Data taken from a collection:
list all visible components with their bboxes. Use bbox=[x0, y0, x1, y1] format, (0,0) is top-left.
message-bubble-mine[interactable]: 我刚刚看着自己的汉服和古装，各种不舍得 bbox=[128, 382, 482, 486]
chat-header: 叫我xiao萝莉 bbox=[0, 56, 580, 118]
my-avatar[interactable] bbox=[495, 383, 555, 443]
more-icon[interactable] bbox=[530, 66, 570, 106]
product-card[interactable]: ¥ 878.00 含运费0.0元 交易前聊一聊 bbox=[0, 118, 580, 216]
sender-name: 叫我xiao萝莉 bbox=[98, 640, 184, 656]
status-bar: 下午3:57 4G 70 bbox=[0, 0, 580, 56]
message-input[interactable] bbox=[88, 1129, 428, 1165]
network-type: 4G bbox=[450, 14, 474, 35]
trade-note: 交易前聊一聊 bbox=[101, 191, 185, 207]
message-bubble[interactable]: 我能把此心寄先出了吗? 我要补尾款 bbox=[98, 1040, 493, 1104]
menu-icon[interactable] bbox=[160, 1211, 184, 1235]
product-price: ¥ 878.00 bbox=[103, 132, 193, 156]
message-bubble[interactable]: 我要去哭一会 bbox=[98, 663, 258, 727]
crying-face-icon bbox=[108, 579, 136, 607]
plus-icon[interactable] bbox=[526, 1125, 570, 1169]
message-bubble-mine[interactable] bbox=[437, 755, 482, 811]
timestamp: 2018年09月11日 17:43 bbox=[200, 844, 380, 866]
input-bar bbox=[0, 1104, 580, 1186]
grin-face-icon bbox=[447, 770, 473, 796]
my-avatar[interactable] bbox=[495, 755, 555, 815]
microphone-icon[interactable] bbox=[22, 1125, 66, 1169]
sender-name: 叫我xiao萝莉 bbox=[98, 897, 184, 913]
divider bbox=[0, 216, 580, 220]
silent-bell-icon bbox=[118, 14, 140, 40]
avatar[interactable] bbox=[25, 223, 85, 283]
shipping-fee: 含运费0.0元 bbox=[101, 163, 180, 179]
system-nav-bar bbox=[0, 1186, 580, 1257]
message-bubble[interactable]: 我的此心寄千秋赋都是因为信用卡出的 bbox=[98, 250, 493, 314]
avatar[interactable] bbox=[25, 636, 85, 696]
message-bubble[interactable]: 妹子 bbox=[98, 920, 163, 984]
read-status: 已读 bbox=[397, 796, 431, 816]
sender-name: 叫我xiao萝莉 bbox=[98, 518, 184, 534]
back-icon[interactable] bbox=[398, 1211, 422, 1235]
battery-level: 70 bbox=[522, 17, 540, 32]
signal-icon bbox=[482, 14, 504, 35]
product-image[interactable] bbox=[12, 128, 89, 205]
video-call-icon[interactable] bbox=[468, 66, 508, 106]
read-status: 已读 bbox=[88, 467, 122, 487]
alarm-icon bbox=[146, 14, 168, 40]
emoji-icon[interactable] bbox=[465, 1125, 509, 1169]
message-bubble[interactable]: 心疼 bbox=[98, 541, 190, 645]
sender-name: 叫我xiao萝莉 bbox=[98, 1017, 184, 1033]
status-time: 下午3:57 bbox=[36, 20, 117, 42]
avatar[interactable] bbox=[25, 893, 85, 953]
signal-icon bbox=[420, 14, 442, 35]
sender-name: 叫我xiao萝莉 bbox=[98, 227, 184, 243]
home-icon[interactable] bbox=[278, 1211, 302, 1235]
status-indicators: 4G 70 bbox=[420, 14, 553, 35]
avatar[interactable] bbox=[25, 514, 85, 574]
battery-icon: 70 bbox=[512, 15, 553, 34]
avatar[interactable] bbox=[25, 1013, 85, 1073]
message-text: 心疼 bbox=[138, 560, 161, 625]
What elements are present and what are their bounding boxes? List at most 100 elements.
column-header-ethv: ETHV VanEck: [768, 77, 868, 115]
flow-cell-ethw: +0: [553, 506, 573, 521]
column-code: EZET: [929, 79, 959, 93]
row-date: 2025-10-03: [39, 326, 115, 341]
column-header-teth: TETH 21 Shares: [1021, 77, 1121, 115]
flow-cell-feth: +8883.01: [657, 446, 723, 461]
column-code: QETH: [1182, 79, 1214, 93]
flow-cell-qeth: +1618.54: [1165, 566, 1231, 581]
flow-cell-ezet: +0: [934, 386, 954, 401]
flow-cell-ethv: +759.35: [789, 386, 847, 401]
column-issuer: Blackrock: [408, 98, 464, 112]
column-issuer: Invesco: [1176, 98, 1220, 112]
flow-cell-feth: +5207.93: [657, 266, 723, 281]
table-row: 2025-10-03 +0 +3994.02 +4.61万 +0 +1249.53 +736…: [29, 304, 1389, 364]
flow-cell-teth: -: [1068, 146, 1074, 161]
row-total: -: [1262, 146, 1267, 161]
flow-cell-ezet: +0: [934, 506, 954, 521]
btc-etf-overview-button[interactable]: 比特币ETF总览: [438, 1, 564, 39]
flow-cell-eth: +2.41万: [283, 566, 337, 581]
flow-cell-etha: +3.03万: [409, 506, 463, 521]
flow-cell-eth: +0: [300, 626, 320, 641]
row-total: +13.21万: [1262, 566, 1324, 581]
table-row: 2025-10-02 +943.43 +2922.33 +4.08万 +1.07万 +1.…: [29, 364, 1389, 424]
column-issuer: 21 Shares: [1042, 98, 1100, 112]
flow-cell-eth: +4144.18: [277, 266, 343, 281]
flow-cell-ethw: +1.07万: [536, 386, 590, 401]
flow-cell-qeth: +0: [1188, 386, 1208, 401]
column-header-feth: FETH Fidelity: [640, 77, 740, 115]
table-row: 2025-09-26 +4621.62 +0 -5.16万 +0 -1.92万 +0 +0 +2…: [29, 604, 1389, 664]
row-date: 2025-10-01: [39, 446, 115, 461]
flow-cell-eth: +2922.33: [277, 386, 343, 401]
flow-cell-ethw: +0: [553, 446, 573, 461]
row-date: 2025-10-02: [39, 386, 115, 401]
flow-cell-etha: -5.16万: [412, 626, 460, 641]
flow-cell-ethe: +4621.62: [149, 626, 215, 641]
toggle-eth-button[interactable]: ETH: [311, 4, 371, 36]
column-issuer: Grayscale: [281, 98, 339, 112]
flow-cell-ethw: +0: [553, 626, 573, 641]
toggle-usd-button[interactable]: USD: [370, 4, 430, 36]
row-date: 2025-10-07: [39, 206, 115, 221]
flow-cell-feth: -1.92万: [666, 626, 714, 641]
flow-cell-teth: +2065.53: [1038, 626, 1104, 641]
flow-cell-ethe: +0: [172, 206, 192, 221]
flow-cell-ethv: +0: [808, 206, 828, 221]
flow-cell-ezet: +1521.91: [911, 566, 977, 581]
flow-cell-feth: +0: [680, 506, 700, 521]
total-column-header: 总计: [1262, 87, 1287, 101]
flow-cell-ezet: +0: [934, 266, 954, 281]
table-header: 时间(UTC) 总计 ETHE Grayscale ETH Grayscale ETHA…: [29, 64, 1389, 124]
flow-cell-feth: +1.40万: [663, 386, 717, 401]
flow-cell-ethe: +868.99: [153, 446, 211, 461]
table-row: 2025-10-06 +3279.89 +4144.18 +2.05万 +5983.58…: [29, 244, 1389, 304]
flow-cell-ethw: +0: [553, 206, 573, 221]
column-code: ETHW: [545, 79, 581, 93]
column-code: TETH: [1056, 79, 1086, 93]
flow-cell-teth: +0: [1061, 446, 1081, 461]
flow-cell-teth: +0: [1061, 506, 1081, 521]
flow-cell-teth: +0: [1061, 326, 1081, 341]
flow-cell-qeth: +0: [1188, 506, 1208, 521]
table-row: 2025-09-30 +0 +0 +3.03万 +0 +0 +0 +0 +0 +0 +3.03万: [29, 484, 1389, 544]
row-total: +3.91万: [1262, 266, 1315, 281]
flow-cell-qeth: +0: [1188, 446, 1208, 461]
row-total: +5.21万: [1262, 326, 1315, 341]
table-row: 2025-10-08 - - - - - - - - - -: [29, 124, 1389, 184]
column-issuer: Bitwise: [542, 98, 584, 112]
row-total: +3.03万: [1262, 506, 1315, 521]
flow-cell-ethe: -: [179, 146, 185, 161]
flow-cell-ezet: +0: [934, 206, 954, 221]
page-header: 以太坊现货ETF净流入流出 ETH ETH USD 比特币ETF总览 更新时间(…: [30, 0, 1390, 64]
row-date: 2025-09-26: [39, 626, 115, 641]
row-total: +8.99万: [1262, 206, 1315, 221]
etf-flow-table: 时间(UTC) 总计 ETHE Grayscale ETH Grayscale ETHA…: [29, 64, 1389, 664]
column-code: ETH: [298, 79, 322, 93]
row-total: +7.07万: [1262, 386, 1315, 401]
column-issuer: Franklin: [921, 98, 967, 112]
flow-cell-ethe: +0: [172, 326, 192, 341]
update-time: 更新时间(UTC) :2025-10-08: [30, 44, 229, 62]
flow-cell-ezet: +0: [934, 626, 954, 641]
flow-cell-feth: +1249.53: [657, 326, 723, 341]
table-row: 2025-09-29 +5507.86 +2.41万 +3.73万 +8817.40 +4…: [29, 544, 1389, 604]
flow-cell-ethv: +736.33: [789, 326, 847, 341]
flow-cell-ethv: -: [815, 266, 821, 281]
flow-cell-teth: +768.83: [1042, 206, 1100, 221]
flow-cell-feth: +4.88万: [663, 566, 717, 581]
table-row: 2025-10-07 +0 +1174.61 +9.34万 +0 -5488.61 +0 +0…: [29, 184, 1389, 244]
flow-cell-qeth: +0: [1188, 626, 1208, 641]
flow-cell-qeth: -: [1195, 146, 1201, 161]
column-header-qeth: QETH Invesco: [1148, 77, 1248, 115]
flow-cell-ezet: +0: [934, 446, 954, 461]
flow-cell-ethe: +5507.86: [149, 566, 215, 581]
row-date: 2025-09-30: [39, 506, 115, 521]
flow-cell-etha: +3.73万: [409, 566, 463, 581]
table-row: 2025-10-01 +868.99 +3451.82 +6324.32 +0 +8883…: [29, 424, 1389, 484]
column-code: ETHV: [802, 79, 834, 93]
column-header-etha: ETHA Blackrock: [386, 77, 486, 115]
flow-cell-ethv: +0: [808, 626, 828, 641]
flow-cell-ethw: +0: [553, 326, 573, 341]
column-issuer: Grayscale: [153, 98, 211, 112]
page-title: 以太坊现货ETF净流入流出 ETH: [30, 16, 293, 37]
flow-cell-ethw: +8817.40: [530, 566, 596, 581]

Set task:
From the records above, select each line that includes the word "their" and copy those lines.

Result:
list all visible components with their bboxes. Use bbox=[x0, y0, x1, y1] format, (0,0) is top-left.
What elements are present and what are their bounding boxes? List at most 100 elements.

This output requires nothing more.